Vaza Jato: Deltan recebeu R$33 mil de empresa investigada

A informação é do site The Intercept Brasil. O procurador fez uma palestra para a Neoway quando a empresa já havia sido citada em delação premiada de Jorge Luz, apontado como operador de propinas do MDB

sex, 26/07/2019 - 09:46
Rafael Bandeira/LeiaJáImagens/Arquivo Rafael Bandeira/LeiaJáImagens/Arquivo

O coordenador da força-tarefa da Lava Jato em Curitiba, procurador Deltan Dallagnol, recebeu R$ 33 mil por uma palestra sobre combate à corrupção e ética nos negócios para a Neoway, uma companhia de tecnologia. A empresa, contudo, foi citada em uma das delações premiadas da investigação. A informação é do site The Intercept Brasil. 

De acordo com a reportagem, a palestra foi realizada em março de 2018, mas dois anos antes, em março de 2016, a Neoway havia sido mencionada nos termos de colaboração de Jorge Luz, apontado como operador de propinas do MDB, ao detalhar negociatas com a BR Distribuidora.

★ ★ ★

**O problema**
Extraia na íntegra a notícia acima sobre a palestra de Deltan Dallagnol para a Neoway, sem alterar nenhuma palavra.

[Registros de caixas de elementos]
★ ★ ★

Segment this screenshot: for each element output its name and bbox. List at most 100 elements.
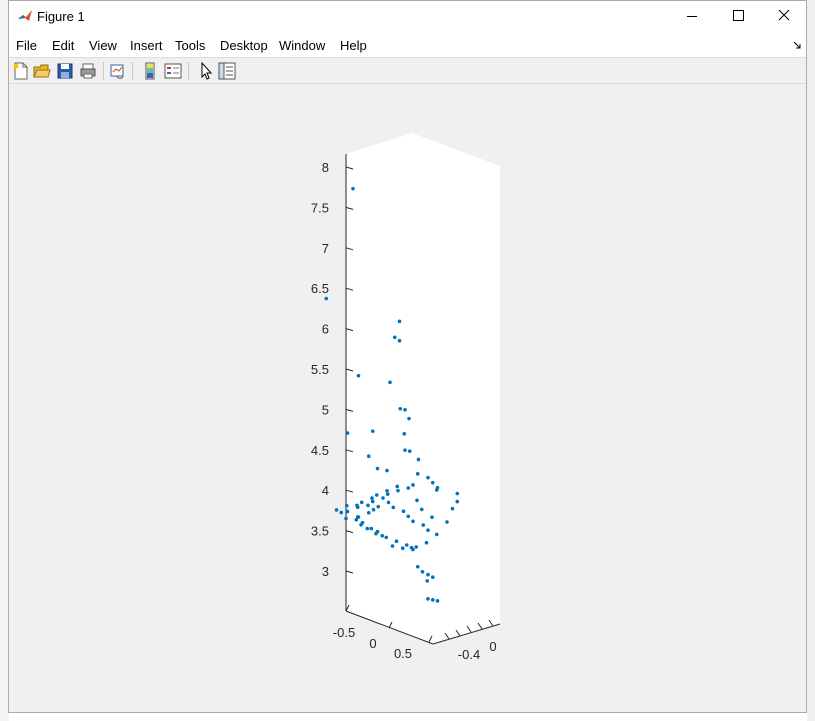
menu-insert[interactable]: Insert — [130, 38, 163, 53]
data-point — [430, 575, 435, 579]
axis-ticks: 3 3.5 4 4.5 5 5.5 6 6.5 7 7.5 8 -0.5 0 0.5 -0.4 0 — [311, 160, 497, 662]
y-tick-label: -0.4 — [458, 647, 480, 662]
data-point — [407, 449, 412, 453]
data-point — [411, 547, 415, 552]
data-point — [339, 510, 344, 515]
z-tick — [345, 328, 354, 332]
z-tick — [345, 247, 354, 251]
toolbar-separator — [103, 62, 104, 80]
minimize-button[interactable] — [669, 1, 715, 32]
data-point — [355, 515, 360, 519]
figure-canvas[interactable]: 3 3.5 4 4.5 5 5.5 6 6.5 7 7.5 8 -0.5 0 0.5 -0.4 0 — [9, 84, 807, 713]
property-inspector-icon[interactable] — [218, 62, 236, 80]
y-tick — [444, 632, 450, 640]
data-point — [345, 431, 350, 435]
save-icon[interactable] — [56, 62, 74, 80]
data-point — [392, 335, 397, 340]
data-point — [406, 514, 411, 519]
z-tick — [345, 530, 354, 534]
data-point — [400, 546, 405, 551]
menu-bar: File Edit View Insert Tools Desktop Wind… — [9, 32, 806, 57]
z-tick — [345, 287, 354, 291]
x-tick-label: 0 — [369, 636, 376, 651]
menu-file[interactable]: File — [16, 38, 37, 53]
menu-tools[interactable]: Tools — [175, 38, 206, 53]
maximize-button[interactable] — [715, 1, 761, 32]
data-point — [403, 448, 407, 452]
background-window-edge-right — [807, 0, 815, 721]
axes-panel — [346, 133, 500, 644]
z-tick-label: 3.5 — [311, 524, 329, 539]
z-tick — [345, 368, 354, 372]
data-point — [381, 496, 385, 500]
toolbar — [9, 57, 806, 84]
data-point — [374, 493, 379, 497]
data-point — [419, 507, 424, 512]
print-icon[interactable] — [79, 62, 97, 80]
z-tick — [345, 166, 354, 170]
y-tick — [477, 622, 483, 630]
menu-desktop[interactable]: Desktop — [220, 38, 268, 53]
insert-colorbar-icon[interactable] — [141, 62, 159, 80]
data-point — [426, 475, 430, 480]
data-point — [370, 499, 375, 504]
data-point — [414, 545, 419, 549]
data-point — [354, 517, 359, 522]
dock-arrow-icon[interactable] — [793, 41, 802, 50]
link-plot-icon[interactable] — [109, 62, 127, 80]
data-point — [385, 488, 389, 493]
data-point — [411, 483, 415, 487]
background-window-edge — [0, 0, 9, 721]
data-point — [376, 504, 381, 509]
data-point — [434, 488, 439, 492]
insert-legend-icon[interactable] — [164, 62, 182, 80]
close-button[interactable] — [761, 1, 806, 32]
matlab-logo-icon — [17, 8, 33, 24]
data-point — [396, 488, 400, 493]
menu-edit[interactable]: Edit — [52, 38, 75, 53]
data-point — [398, 406, 403, 411]
axes-background — [345, 133, 501, 645]
data-point — [366, 510, 371, 515]
data-point — [421, 523, 426, 527]
z-tick-label: 5 — [322, 402, 329, 417]
data-point — [369, 526, 374, 531]
data-point — [344, 516, 348, 521]
z-tick — [345, 489, 354, 493]
data-point — [370, 429, 375, 433]
x-tick — [428, 635, 433, 643]
data-point — [390, 544, 395, 548]
data-point — [365, 526, 370, 531]
open-file-icon[interactable] — [33, 62, 51, 80]
data-point — [426, 597, 430, 601]
z-tick-label: 7.5 — [311, 200, 329, 215]
data-point — [411, 519, 415, 524]
data-point — [375, 466, 380, 471]
z-tick — [345, 570, 354, 574]
menu-window[interactable]: Window — [279, 38, 326, 53]
menu-help[interactable]: Help — [340, 38, 367, 53]
menu-view[interactable]: View — [89, 38, 117, 53]
scatter3-plot[interactable]: 3 3.5 4 4.5 5 5.5 6 6.5 7 7.5 8 -0.5 0 0.5 -0.4 0 — [9, 84, 807, 713]
data-point — [434, 532, 439, 537]
z-tick-label: 4.5 — [311, 443, 329, 458]
title-bar: Figure 1 — [9, 1, 806, 32]
y-tick-label: 0 — [489, 639, 496, 654]
z-tick-label: 8 — [322, 160, 329, 175]
data-point — [402, 432, 407, 436]
edit-plot-arrow-icon[interactable] — [197, 62, 215, 80]
x-tick-label: 0.5 — [394, 646, 412, 661]
data-point — [415, 472, 420, 476]
new-figure-icon[interactable] — [12, 62, 30, 80]
data-point — [370, 496, 374, 500]
data-point — [344, 503, 349, 508]
data-point — [386, 500, 391, 505]
toolbar-separator — [132, 62, 133, 80]
data-point — [391, 505, 396, 510]
minimize-icon — [687, 16, 697, 17]
y-tick — [455, 629, 461, 637]
y-tick — [466, 625, 472, 633]
data-point — [424, 540, 429, 545]
data-point — [435, 599, 440, 603]
data-point — [430, 480, 435, 485]
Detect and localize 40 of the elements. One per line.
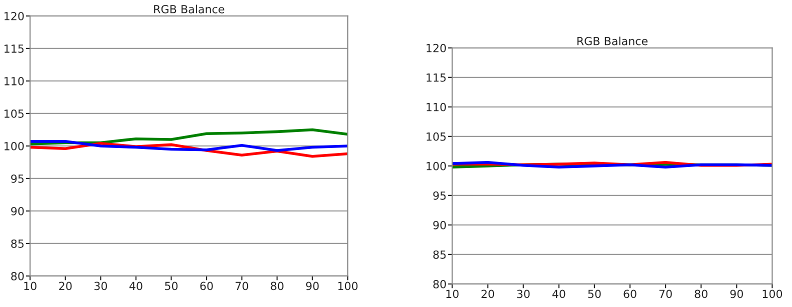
y-tick-label: 95 [11, 174, 24, 183]
y-tick-label: 85 [11, 239, 24, 248]
x-tick-label: 30 [517, 290, 530, 298]
x-tick-label: 30 [94, 282, 108, 290]
y-tick-label: 115 [426, 74, 446, 82]
x-tick-label: 80 [694, 290, 708, 298]
x-tick-label: 60 [624, 290, 636, 298]
x-tick-label: 90 [730, 290, 743, 298]
x-tick-label: 10 [446, 290, 459, 298]
x-tick-label: 60 [200, 282, 213, 290]
x-tick-label: 50 [588, 290, 601, 298]
x-tick-label: 80 [270, 282, 284, 290]
y-tick-label: 120 [426, 44, 446, 52]
x-tick-label: 70 [659, 290, 672, 298]
chart-title: RGB Balance [154, 4, 224, 14]
x-tick-label: 40 [129, 282, 142, 290]
y-tick-label: 95 [433, 191, 446, 200]
x-tick-label: 100 [338, 282, 358, 290]
y-tick-label: 100 [426, 162, 446, 170]
y-tick-label: 100 [4, 142, 24, 150]
chart-title: RGB Balance [577, 36, 648, 46]
x-tick-label: 10 [24, 282, 36, 290]
y-tick-label: 110 [426, 102, 446, 112]
x-tick-label: 20 [482, 290, 494, 298]
line-series [30, 140, 348, 152]
x-tick-label: 40 [552, 290, 566, 298]
y-tick-label: 105 [426, 132, 446, 141]
y-tick-label: 80 [11, 272, 24, 280]
x-tick-label: 90 [306, 282, 319, 290]
y-tick-label: 120 [4, 12, 24, 20]
y-tick-label: 85 [433, 250, 446, 259]
y-tick-label: 90 [11, 206, 24, 216]
x-tick-label: 100 [762, 290, 782, 298]
x-tick-label: 50 [165, 282, 178, 290]
y-tick-label: 90 [433, 220, 446, 230]
x-tick-label: 70 [236, 282, 248, 290]
y-tick-label: 105 [4, 109, 24, 118]
y-tick-label: 115 [4, 44, 24, 53]
y-tick-label: 110 [4, 76, 24, 86]
x-tick-label: 20 [59, 282, 72, 290]
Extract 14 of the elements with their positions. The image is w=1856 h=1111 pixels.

★ ★ ★

**Resultado correto**
Vaza Jato: Deltan recebeu R$33 mil de empresa investigada

A informação é do site The Intercept Brasil. O procurador fez uma palestra para a Neoway quando a empresa já havia sido citada em delação premiada de Jorge Luz, apontado como operador de propinas do MDB

sex, 26/07/2019 - 09:46
Rafael Bandeira/LeiaJáImagens/Arquivo Rafael Bandeira/LeiaJáImagens/Arquivo

O coordenador da força-tarefa da Lava Jato em Curitiba, procurador Deltan Dallagnol, recebeu R$ 33 mil por uma palestra sobre combate à corrupção e ética nos negócios para a Neoway, uma companhia de tecnologia. A empresa, contudo, foi citada em uma das delações premiadas da investigação. A informação é do site The Intercept Brasil. 

De acordo com a reportagem, a palestra foi realizada em março de 2018, mas dois anos antes, em março de 2016, a Neoway havia sido mencionada nos termos de colaboração de Jorge Luz, apontado como operador de propinas do MDB, ao detalhar negociatas com a BR Distribuidora.